- _STATED TASK_
Retype the material that follows, keeping every word as it is.

[Stored data]
-*-*-
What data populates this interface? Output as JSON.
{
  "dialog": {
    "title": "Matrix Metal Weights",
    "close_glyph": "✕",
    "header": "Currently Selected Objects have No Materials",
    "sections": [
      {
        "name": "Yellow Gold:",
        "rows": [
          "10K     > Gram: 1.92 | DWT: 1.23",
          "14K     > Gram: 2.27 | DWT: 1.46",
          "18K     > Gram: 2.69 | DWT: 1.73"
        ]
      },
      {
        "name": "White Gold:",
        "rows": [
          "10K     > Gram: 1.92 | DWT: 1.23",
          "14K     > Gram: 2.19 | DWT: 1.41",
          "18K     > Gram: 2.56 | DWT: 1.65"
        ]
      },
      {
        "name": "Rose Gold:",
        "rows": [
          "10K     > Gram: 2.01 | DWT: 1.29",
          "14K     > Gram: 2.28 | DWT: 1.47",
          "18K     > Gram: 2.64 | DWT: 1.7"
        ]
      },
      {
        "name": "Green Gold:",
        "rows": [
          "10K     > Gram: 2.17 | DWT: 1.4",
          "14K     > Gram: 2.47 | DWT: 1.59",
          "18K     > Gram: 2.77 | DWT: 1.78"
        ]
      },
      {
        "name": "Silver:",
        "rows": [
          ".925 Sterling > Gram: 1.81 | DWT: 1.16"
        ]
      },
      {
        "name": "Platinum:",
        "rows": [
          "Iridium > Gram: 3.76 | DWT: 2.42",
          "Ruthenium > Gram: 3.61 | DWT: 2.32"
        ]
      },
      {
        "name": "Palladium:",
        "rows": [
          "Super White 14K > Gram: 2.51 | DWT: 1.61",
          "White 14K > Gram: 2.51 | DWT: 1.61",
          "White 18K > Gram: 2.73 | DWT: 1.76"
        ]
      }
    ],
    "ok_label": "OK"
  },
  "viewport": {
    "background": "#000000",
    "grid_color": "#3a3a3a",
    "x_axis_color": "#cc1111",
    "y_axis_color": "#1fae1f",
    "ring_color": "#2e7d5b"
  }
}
-*-*-
- _FULL SOLUTION_
What data populates this interface? Output as JSON.
{
  "dialog": {
    "title": "Matrix Metal Weights",
    "close_glyph": "✕",
    "header": "Currently Selected Objects have No Materials",
    "sections": [
      {
        "name": "Yellow Gold:",
        "rows": [
          "10K     > Gram: 1.92 | DWT: 1.23",
          "14K     > Gram: 2.27 | DWT: 1.46",
          "18K     > Gram: 2.69 | DWT: 1.73"
        ]
      },
      {
        "name": "White Gold:",
        "rows": [
          "10K     > Gram: 1.92 | DWT: 1.23",
          "14K     > Gram: 2.19 | DWT: 1.41",
          "18K     > Gram: 2.56 | DWT: 1.65"
        ]
      },
      {
        "name": "Rose Gold:",
        "rows": [
          "10K     > Gram: 2.01 | DWT: 1.29",
          "14K     > Gram: 2.28 | DWT: 1.47",
          "18K     > Gram: 2.64 | DWT: 1.7"
        ]
      },
      {
        "name": "Green Gold:",
        "rows": [
          "10K     > Gram: 2.17 | DWT: 1.4",
          "14K     > Gram: 2.47 | DWT: 1.59",
          "18K     > Gram: 2.77 | DWT: 1.78"
        ]
      },
      {
        "name": "Silver:",
        "rows": [
          ".925 Sterling > Gram: 1.81 | DWT: 1.16"
        ]
      },
      {
        "name": "Platinum:",
        "rows": [
          "Iridium > Gram: 3.76 | DWT: 2.42",
          "Ruthenium > Gram: 3.61 | DWT: 2.32"
        ]
      },
      {
        "name": "Palladium:",
        "rows": [
          "Super White 14K > Gram: 2.51 | DWT: 1.61",
          "White 14K > Gram: 2.51 | DWT: 1.61",
          "White 18K > Gram: 2.73 | DWT: 1.76"
        ]
      }
    ],
    "ok_label": "OK"
  },
  "viewport": {
    "background": "#000000",
    "grid_color": "#3a3a3a",
    "x_axis_color": "#cc1111",
    "y_axis_color": "#1fae1f",
    "ring_color": "#2e7d5b"
  }
}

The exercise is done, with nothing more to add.